START Supplied information

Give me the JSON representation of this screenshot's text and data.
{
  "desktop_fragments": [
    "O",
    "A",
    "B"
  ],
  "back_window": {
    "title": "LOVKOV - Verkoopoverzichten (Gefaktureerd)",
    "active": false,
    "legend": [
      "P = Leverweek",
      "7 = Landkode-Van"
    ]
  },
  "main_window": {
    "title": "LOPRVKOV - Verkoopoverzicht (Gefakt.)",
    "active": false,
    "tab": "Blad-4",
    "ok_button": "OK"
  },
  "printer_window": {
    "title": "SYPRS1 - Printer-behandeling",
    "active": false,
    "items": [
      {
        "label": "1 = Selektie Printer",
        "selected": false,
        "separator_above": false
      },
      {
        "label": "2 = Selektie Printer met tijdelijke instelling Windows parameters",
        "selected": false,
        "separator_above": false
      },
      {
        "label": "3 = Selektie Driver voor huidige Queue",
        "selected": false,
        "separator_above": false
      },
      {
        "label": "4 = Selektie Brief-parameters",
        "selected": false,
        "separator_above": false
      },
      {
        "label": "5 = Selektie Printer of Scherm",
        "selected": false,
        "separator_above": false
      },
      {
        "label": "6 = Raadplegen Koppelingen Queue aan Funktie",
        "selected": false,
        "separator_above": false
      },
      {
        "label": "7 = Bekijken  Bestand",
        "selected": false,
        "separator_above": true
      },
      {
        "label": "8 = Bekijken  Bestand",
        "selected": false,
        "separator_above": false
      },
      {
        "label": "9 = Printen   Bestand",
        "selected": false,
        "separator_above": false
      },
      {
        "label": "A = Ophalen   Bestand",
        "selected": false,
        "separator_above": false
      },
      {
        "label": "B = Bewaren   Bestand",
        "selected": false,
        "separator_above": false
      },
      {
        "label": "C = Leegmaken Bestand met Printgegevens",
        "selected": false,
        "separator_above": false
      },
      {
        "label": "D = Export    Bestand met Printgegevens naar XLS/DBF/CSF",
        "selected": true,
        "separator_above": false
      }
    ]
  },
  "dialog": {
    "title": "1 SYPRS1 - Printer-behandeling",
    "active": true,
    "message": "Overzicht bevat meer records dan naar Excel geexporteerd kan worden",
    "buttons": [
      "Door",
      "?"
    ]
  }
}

END Supplied information

◆ Description of the task ◆
Pick out each line above that includes "behandeling" and show it.

◆ Right answer ◆
    "title": "SYPRS1 - Printer-behandeling",
    "title": "1 SYPRS1 - Printer-behandeling",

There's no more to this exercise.